* Given request
Give only the number of lines that hold the word "Voltage".

* Records from a data source
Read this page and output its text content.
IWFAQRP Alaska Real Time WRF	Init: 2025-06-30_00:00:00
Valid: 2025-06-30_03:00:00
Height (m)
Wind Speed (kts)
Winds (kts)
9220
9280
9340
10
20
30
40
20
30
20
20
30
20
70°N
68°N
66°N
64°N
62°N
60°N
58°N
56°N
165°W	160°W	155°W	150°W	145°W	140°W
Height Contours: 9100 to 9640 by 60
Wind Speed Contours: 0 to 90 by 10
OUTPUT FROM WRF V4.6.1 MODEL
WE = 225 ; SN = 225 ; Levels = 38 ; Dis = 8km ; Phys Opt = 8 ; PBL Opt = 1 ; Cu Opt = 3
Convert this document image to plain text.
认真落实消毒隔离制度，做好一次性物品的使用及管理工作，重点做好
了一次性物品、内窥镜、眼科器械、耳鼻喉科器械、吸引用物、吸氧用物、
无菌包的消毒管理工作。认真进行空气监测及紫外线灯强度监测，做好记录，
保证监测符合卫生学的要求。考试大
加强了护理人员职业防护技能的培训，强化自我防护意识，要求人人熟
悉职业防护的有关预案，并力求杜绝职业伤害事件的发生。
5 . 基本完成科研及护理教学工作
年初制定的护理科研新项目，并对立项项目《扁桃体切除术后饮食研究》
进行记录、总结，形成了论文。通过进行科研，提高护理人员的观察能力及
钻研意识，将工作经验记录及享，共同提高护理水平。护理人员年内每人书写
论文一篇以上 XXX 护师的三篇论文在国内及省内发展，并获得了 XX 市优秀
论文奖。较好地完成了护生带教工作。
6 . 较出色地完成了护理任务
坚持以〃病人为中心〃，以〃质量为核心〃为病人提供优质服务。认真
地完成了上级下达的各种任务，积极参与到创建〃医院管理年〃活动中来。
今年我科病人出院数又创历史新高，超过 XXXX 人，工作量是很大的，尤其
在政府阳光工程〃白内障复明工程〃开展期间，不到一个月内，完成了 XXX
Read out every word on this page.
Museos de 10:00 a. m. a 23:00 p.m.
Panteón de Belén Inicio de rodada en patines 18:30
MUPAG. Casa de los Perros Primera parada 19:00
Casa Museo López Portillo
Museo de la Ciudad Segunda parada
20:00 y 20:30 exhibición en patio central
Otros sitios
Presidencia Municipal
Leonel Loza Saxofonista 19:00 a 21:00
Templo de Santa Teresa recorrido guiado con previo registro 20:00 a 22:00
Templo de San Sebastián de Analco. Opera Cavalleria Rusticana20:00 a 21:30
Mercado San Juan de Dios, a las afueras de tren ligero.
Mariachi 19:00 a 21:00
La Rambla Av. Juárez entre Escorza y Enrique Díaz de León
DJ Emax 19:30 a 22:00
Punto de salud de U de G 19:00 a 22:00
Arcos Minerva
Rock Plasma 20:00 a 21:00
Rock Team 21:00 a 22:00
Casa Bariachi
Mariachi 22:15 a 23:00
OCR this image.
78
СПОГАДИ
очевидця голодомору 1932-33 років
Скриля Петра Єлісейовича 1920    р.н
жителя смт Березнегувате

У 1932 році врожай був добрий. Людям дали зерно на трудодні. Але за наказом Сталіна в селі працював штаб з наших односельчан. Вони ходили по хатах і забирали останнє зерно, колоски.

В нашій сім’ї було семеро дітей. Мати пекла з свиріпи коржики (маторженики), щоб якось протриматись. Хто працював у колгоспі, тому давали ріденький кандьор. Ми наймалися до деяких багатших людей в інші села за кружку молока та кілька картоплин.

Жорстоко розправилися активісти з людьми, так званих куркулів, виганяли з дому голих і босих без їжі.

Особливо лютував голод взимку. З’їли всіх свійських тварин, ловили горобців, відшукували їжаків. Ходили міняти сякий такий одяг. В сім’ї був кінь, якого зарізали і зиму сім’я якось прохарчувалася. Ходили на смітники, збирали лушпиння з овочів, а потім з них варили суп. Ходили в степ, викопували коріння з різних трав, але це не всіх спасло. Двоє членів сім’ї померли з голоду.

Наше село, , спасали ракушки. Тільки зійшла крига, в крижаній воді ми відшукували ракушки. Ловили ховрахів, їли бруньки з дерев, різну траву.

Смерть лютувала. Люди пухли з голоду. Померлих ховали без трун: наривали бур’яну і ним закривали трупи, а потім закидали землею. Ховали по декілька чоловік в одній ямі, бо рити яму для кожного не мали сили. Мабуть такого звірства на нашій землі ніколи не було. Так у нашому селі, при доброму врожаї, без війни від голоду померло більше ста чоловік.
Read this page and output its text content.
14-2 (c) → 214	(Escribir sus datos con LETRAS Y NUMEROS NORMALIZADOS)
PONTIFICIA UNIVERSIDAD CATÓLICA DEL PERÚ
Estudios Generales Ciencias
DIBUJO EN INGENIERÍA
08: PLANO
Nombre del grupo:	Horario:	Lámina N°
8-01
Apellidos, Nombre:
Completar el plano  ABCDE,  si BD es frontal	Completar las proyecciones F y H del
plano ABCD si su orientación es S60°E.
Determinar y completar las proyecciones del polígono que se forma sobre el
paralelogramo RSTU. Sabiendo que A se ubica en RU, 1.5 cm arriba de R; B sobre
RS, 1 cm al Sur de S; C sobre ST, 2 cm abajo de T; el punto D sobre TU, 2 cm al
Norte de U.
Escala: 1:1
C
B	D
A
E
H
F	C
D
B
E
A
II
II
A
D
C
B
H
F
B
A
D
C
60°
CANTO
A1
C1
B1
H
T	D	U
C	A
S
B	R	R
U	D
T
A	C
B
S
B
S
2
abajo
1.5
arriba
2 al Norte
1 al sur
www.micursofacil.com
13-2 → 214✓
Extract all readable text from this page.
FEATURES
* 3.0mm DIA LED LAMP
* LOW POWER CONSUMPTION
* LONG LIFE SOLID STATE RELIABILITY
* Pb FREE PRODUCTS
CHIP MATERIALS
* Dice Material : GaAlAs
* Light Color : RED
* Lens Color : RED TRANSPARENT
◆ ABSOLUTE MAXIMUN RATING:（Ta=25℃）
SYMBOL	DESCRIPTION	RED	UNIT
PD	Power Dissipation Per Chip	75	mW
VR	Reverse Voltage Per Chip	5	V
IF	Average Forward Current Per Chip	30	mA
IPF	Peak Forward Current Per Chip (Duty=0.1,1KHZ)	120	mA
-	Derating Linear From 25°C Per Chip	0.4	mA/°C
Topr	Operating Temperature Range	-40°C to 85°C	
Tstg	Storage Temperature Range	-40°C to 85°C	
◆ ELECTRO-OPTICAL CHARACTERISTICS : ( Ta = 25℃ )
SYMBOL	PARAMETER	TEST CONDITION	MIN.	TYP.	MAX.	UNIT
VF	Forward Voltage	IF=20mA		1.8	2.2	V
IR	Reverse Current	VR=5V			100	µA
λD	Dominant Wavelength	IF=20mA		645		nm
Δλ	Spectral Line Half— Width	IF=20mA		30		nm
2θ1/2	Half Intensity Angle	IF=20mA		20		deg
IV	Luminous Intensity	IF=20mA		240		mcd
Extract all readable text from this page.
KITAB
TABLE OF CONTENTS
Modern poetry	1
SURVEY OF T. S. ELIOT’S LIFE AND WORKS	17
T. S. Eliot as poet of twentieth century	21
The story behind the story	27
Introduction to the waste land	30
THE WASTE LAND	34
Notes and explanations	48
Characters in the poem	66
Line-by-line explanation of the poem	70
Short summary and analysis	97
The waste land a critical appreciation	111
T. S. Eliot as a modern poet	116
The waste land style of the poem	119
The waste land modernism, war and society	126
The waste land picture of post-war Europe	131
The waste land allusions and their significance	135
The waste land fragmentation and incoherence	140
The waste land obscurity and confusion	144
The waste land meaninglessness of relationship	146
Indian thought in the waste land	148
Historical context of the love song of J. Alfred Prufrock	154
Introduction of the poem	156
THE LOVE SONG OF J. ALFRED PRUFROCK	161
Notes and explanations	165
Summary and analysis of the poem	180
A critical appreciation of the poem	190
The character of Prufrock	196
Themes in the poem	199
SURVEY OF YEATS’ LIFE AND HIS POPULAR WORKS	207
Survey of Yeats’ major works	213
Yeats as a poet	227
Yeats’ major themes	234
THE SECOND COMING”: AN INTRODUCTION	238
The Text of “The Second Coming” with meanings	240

* Output below
2